● WHAT YOU WILL DO
Return all lines in the material below that contain "selected".
--- BEGIN STORED RECORDS ---
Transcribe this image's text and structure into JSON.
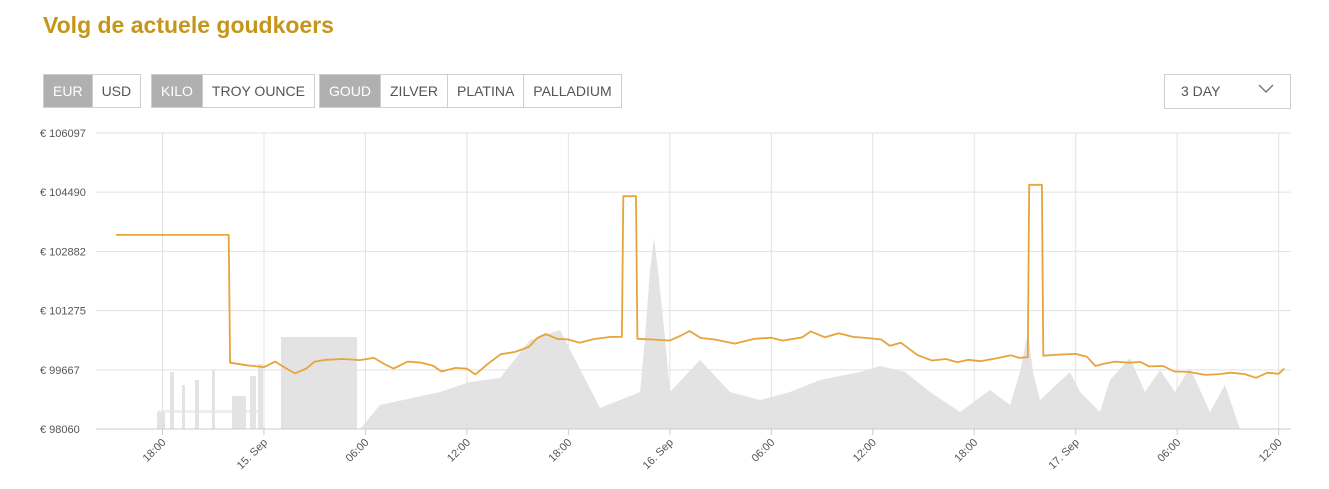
{
  "header": {
    "title": "Volg de actuele goudkoers"
  },
  "currency": {
    "options": [
      "EUR",
      "USD"
    ],
    "selected": "EUR"
  },
  "unit": {
    "options": [
      "KILO",
      "TROY OUNCE"
    ],
    "selected": "KILO"
  },
  "metal": {
    "options": [
      "GOUD",
      "ZILVER",
      "PLATINA",
      "PALLADIUM"
    ],
    "selected": "GOUD"
  },
  "range_select": {
    "value": "3 DAY",
    "icon": "chevron-down-icon"
  },
  "colors": {
    "accent": "#c4961a",
    "line": "#e8a33a",
    "grid": "#e2e2e2",
    "skyline": "#e3e3e3",
    "active_button": "#b0b0b0"
  },
  "chart_data": {
    "type": "line",
    "title": "",
    "xlabel": "",
    "ylabel": "",
    "ylim": [
      98060,
      106097
    ],
    "y_ticks": [
      98060,
      99667,
      101275,
      102882,
      104490,
      106097
    ],
    "y_tick_labels": [
      "€ 98060",
      "€ 99667",
      "€ 101275",
      "€ 102882",
      "€ 104490",
      "€ 106097"
    ],
    "x_ticks": [
      {
        "time": "2024-09-14 18:00",
        "label": "18:00"
      },
      {
        "time": "2024-09-15 00:00",
        "label": "15. Sep"
      },
      {
        "time": "2024-09-15 06:00",
        "label": "06:00"
      },
      {
        "time": "2024-09-15 12:00",
        "label": "12:00"
      },
      {
        "time": "2024-09-15 18:00",
        "label": "18:00"
      },
      {
        "time": "2024-09-16 00:00",
        "label": "16. Sep"
      },
      {
        "time": "2024-09-16 06:00",
        "label": "06:00"
      },
      {
        "time": "2024-09-16 12:00",
        "label": "12:00"
      },
      {
        "time": "2024-09-16 18:00",
        "label": "18:00"
      },
      {
        "time": "2024-09-17 00:00",
        "label": "17. Sep"
      },
      {
        "time": "2024-09-17 06:00",
        "label": "06:00"
      },
      {
        "time": "2024-09-17 12:00",
        "label": "12:00"
      }
    ],
    "grid": true,
    "legend": "none",
    "series": [
      {
        "points": [
          [
            "2024-09-14 15:15",
            103330
          ],
          [
            "2024-09-14 21:55",
            103330
          ],
          [
            "2024-09-14 22:00",
            99860
          ],
          [
            "2024-09-14 23:00",
            99790
          ],
          [
            "2024-09-15 00:00",
            99740
          ],
          [
            "2024-09-15 00:40",
            99890
          ],
          [
            "2024-09-15 01:20",
            99700
          ],
          [
            "2024-09-15 01:50",
            99570
          ],
          [
            "2024-09-15 02:30",
            99700
          ],
          [
            "2024-09-15 03:00",
            99890
          ],
          [
            "2024-09-15 03:40",
            99940
          ],
          [
            "2024-09-15 04:40",
            99960
          ],
          [
            "2024-09-15 05:40",
            99930
          ],
          [
            "2024-09-15 06:30",
            99990
          ],
          [
            "2024-09-15 07:10",
            99810
          ],
          [
            "2024-09-15 07:40",
            99700
          ],
          [
            "2024-09-15 08:30",
            99890
          ],
          [
            "2024-09-15 09:20",
            99860
          ],
          [
            "2024-09-15 10:00",
            99780
          ],
          [
            "2024-09-15 10:30",
            99620
          ],
          [
            "2024-09-15 11:20",
            99720
          ],
          [
            "2024-09-15 12:00",
            99700
          ],
          [
            "2024-09-15 12:30",
            99540
          ],
          [
            "2024-09-15 13:10",
            99800
          ],
          [
            "2024-09-15 14:00",
            100090
          ],
          [
            "2024-09-15 14:50",
            100150
          ],
          [
            "2024-09-15 15:40",
            100290
          ],
          [
            "2024-09-15 16:10",
            100530
          ],
          [
            "2024-09-15 16:40",
            100640
          ],
          [
            "2024-09-15 17:20",
            100510
          ],
          [
            "2024-09-15 18:00",
            100490
          ],
          [
            "2024-09-15 18:40",
            100400
          ],
          [
            "2024-09-15 19:30",
            100500
          ],
          [
            "2024-09-15 20:30",
            100560
          ],
          [
            "2024-09-15 21:10",
            100560
          ],
          [
            "2024-09-15 21:15",
            104380
          ],
          [
            "2024-09-15 22:00",
            104380
          ],
          [
            "2024-09-15 22:05",
            100510
          ],
          [
            "2024-09-15 23:00",
            100490
          ],
          [
            "2024-09-16 00:00",
            100460
          ],
          [
            "2024-09-16 00:40",
            100600
          ],
          [
            "2024-09-16 01:10",
            100720
          ],
          [
            "2024-09-16 01:50",
            100530
          ],
          [
            "2024-09-16 02:40",
            100490
          ],
          [
            "2024-09-16 03:50",
            100380
          ],
          [
            "2024-09-16 05:00",
            100510
          ],
          [
            "2024-09-16 06:00",
            100540
          ],
          [
            "2024-09-16 06:40",
            100460
          ],
          [
            "2024-09-16 07:50",
            100550
          ],
          [
            "2024-09-16 08:20",
            100710
          ],
          [
            "2024-09-16 09:10",
            100550
          ],
          [
            "2024-09-16 10:00",
            100660
          ],
          [
            "2024-09-16 10:50",
            100560
          ],
          [
            "2024-09-16 11:40",
            100530
          ],
          [
            "2024-09-16 12:30",
            100490
          ],
          [
            "2024-09-16 13:00",
            100320
          ],
          [
            "2024-09-16 13:40",
            100400
          ],
          [
            "2024-09-16 14:40",
            100060
          ],
          [
            "2024-09-16 15:30",
            99920
          ],
          [
            "2024-09-16 16:20",
            99960
          ],
          [
            "2024-09-16 17:00",
            99870
          ],
          [
            "2024-09-16 17:40",
            99940
          ],
          [
            "2024-09-16 18:20",
            99900
          ],
          [
            "2024-09-16 19:20",
            99980
          ],
          [
            "2024-09-16 20:10",
            100060
          ],
          [
            "2024-09-16 20:40",
            99990
          ],
          [
            "2024-09-16 21:10",
            100010
          ],
          [
            "2024-09-16 21:15",
            104690
          ],
          [
            "2024-09-16 22:00",
            104690
          ],
          [
            "2024-09-16 22:05",
            100050
          ],
          [
            "2024-09-16 23:00",
            100080
          ],
          [
            "2024-09-17 00:00",
            100100
          ],
          [
            "2024-09-17 00:40",
            100020
          ],
          [
            "2024-09-17 01:10",
            99770
          ],
          [
            "2024-09-17 01:40",
            99830
          ],
          [
            "2024-09-17 02:20",
            99890
          ],
          [
            "2024-09-17 03:10",
            99860
          ],
          [
            "2024-09-17 03:50",
            99880
          ],
          [
            "2024-09-17 04:20",
            99760
          ],
          [
            "2024-09-17 05:10",
            99770
          ],
          [
            "2024-09-17 05:50",
            99620
          ],
          [
            "2024-09-17 06:40",
            99610
          ],
          [
            "2024-09-17 07:40",
            99530
          ],
          [
            "2024-09-17 08:30",
            99550
          ],
          [
            "2024-09-17 09:10",
            99590
          ],
          [
            "2024-09-17 10:00",
            99550
          ],
          [
            "2024-09-17 10:40",
            99450
          ],
          [
            "2024-09-17 11:20",
            99590
          ],
          [
            "2024-09-17 12:00",
            99560
          ],
          [
            "2024-09-17 12:20",
            99700
          ]
        ]
      }
    ]
  }
}
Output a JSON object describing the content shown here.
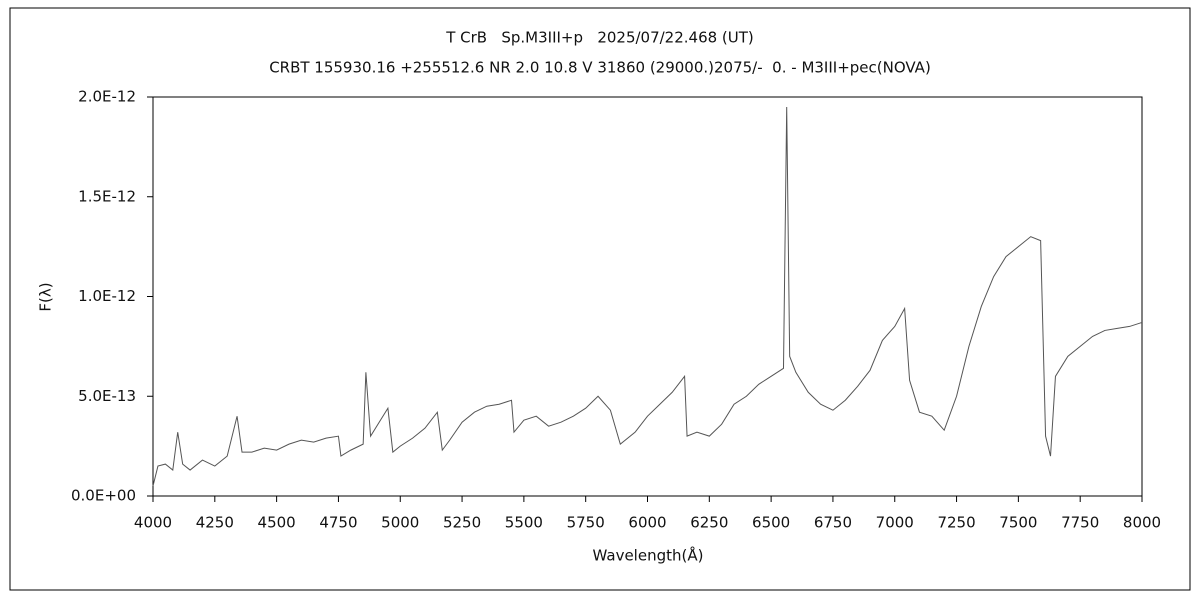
{
  "chart_data": {
    "type": "line",
    "title": "T CrB   Sp.M3III+p   2025/07/22.468 (UT)",
    "subtitle": "CRBT 155930.16 +255512.6 NR 2.0 10.8 V 31860 (29000.)2075/-  0. - M3III+pec(NOVA)",
    "x_label": "Wavelength(Å)",
    "y_label": "F(λ)",
    "xlim": [
      4000,
      8000
    ],
    "xticks": [
      4000,
      4250,
      4500,
      4750,
      5000,
      5250,
      5500,
      5750,
      6000,
      6250,
      6500,
      6750,
      7000,
      7250,
      7500,
      7750,
      8000
    ],
    "ylim": [
      0,
      2e-12
    ],
    "yticks": [
      {
        "value": 0,
        "label": "0.0E+00"
      },
      {
        "value": 5e-13,
        "label": "5.0E-13"
      },
      {
        "value": 1e-12,
        "label": "1.0E-12"
      },
      {
        "value": 1.5e-12,
        "label": "1.5E-12"
      },
      {
        "value": 2e-12,
        "label": "2.0E-12"
      }
    ],
    "grid": false,
    "series": [
      {
        "color": "#555555",
        "x": [
          4000,
          4020,
          4050,
          4080,
          4100,
          4120,
          4150,
          4200,
          4250,
          4300,
          4340,
          4360,
          4400,
          4450,
          4500,
          4550,
          4600,
          4650,
          4700,
          4750,
          4760,
          4800,
          4850,
          4861,
          4880,
          4950,
          4970,
          5000,
          5050,
          5100,
          5150,
          5170,
          5200,
          5250,
          5300,
          5350,
          5400,
          5450,
          5460,
          5500,
          5550,
          5600,
          5650,
          5700,
          5750,
          5800,
          5850,
          5890,
          5950,
          6000,
          6050,
          6100,
          6150,
          6160,
          6200,
          6250,
          6300,
          6350,
          6400,
          6450,
          6500,
          6550,
          6563,
          6575,
          6600,
          6650,
          6700,
          6750,
          6800,
          6850,
          6900,
          6950,
          7000,
          7040,
          7060,
          7100,
          7150,
          7200,
          7250,
          7300,
          7350,
          7400,
          7450,
          7500,
          7550,
          7590,
          7610,
          7630,
          7650,
          7700,
          7750,
          7800,
          7850,
          7900,
          7950,
          8000
        ],
        "values": [
          5e-14,
          1.5e-13,
          1.6e-13,
          1.3e-13,
          3.2e-13,
          1.6e-13,
          1.3e-13,
          1.8e-13,
          1.5e-13,
          2e-13,
          4e-13,
          2.2e-13,
          2.2e-13,
          2.4e-13,
          2.3e-13,
          2.6e-13,
          2.8e-13,
          2.7e-13,
          2.9e-13,
          3e-13,
          2e-13,
          2.3e-13,
          2.6e-13,
          6.2e-13,
          3e-13,
          4.4e-13,
          2.2e-13,
          2.5e-13,
          2.9e-13,
          3.4e-13,
          4.2e-13,
          2.3e-13,
          2.8e-13,
          3.7e-13,
          4.2e-13,
          4.5e-13,
          4.6e-13,
          4.8e-13,
          3.2e-13,
          3.8e-13,
          4e-13,
          3.5e-13,
          3.7e-13,
          4e-13,
          4.4e-13,
          5e-13,
          4.3e-13,
          2.6e-13,
          3.2e-13,
          4e-13,
          4.6e-13,
          5.2e-13,
          6e-13,
          3e-13,
          3.2e-13,
          3e-13,
          3.6e-13,
          4.6e-13,
          5e-13,
          5.6e-13,
          6e-13,
          6.4e-13,
          1.95e-12,
          7e-13,
          6.2e-13,
          5.2e-13,
          4.6e-13,
          4.3e-13,
          4.8e-13,
          5.5e-13,
          6.3e-13,
          7.8e-13,
          8.5e-13,
          9.4e-13,
          5.8e-13,
          4.2e-13,
          4e-13,
          3.3e-13,
          5e-13,
          7.5e-13,
          9.5e-13,
          1.1e-12,
          1.2e-12,
          1.25e-12,
          1.3e-12,
          1.28e-12,
          3e-13,
          2e-13,
          6e-13,
          7e-13,
          7.5e-13,
          8e-13,
          8.3e-13,
          8.4e-13,
          8.5e-13,
          8.7e-13
        ]
      }
    ]
  }
}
--- END STORED RECORDS ---
● TASK SOLUTION
    "selected": "EUR"
    "selected": "KILO"
    "selected": "GOUD"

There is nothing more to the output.